(Entries from a visual dataset)
>>>

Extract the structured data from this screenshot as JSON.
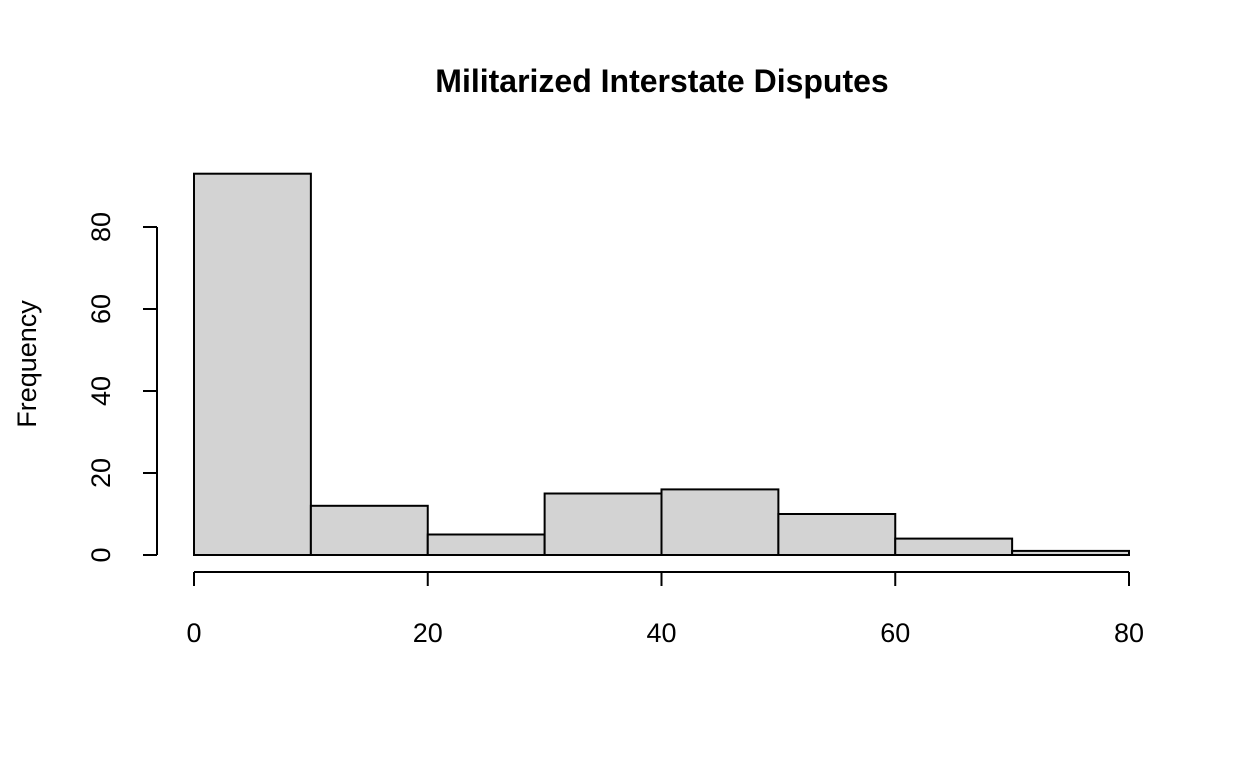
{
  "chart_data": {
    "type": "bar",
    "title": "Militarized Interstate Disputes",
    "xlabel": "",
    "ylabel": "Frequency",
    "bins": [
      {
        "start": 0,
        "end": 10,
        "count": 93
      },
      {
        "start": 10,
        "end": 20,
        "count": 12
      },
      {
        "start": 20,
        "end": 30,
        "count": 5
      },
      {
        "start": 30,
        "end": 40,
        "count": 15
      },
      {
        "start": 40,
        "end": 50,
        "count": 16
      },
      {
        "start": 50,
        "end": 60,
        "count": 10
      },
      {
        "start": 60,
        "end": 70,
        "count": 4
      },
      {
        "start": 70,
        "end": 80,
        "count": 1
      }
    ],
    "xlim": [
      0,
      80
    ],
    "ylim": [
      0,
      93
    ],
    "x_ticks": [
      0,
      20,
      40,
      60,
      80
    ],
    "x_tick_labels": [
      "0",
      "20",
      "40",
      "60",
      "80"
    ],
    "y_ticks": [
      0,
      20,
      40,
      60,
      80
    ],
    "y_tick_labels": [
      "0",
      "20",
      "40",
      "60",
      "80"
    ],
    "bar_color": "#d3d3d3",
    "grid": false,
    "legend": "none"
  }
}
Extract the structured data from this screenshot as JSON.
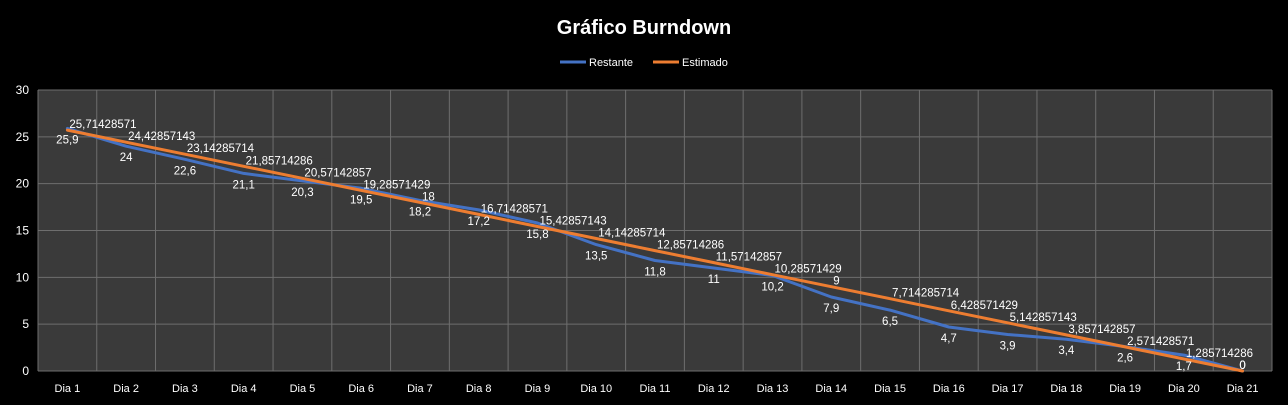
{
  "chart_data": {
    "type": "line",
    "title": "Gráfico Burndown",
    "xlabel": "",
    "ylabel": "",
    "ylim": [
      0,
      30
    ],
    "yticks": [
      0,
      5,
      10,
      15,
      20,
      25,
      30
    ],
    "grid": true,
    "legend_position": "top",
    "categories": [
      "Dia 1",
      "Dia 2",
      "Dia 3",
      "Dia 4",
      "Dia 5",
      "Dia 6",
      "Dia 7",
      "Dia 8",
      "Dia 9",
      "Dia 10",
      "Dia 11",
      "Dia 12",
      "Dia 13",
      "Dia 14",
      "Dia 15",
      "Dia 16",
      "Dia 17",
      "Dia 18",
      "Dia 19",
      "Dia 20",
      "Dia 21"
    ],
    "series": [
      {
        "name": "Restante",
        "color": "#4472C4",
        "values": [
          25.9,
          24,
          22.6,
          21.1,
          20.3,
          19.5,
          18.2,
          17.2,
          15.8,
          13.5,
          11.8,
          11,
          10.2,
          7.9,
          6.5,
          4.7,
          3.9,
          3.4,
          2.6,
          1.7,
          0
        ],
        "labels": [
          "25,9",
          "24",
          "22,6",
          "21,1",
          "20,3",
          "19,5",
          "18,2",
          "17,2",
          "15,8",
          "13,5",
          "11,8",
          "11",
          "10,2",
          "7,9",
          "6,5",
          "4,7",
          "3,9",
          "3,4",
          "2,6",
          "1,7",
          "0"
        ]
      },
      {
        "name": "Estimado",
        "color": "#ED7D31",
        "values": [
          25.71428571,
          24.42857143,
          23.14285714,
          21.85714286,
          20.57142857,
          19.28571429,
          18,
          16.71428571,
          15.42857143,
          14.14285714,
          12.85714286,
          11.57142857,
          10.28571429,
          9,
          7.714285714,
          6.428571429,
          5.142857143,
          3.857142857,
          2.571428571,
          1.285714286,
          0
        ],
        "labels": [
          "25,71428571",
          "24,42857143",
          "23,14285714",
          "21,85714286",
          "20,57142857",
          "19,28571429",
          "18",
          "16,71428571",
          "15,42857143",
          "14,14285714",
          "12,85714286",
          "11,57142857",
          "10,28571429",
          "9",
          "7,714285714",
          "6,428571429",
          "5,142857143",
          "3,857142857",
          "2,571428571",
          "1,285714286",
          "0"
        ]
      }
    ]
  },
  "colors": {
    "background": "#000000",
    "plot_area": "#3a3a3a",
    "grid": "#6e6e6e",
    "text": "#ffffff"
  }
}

<<<

> Given request:
Scan the listing above. Gather each line that contains the word "count".

> Task output:
        "count": 93
        "count": 12
        "count": 5
        "count": 15
        "count": 16
        "count": 10
        "count": 4
        "count": 1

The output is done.